> [Your objective]:
For the data below, report the number of lines that contain the string "consideration" and nothing else.

> [Information given]:
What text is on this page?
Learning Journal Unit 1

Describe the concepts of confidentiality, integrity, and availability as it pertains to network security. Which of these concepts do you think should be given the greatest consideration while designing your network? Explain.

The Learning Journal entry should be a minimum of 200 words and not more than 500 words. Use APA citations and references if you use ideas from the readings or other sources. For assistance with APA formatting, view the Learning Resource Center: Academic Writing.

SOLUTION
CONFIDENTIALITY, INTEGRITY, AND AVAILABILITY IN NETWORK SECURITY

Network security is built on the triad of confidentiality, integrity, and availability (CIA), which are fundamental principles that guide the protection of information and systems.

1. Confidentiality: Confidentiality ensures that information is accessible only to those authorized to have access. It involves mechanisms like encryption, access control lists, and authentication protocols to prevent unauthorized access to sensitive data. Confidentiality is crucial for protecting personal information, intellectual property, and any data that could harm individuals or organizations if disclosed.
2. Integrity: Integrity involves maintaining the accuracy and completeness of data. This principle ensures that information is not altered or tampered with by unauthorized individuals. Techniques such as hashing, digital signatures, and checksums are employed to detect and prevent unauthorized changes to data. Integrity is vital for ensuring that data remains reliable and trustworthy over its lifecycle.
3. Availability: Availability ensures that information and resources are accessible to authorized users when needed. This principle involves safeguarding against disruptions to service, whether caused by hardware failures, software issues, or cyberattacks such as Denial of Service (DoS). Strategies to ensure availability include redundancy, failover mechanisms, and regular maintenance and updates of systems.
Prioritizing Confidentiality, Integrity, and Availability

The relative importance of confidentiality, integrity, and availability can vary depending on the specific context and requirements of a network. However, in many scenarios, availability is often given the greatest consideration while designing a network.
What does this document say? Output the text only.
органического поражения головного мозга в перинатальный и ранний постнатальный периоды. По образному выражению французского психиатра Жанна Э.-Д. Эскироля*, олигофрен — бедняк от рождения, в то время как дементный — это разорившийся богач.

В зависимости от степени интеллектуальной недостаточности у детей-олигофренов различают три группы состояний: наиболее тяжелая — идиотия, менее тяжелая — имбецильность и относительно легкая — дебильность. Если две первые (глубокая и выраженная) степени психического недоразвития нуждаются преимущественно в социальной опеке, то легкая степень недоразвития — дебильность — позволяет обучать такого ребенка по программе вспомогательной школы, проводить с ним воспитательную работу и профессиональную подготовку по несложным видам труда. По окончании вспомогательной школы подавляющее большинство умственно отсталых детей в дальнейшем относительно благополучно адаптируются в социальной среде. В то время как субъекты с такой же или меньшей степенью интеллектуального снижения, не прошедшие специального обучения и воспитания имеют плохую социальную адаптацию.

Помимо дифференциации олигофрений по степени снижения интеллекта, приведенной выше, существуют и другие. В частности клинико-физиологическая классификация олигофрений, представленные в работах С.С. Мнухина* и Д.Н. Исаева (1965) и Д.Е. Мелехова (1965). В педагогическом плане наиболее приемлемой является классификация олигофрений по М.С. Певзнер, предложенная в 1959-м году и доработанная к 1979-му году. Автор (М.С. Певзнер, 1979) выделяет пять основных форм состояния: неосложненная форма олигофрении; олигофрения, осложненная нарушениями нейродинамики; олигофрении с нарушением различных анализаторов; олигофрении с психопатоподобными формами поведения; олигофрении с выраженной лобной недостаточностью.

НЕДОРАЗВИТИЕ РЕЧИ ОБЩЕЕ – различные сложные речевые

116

> [Answer below]:
2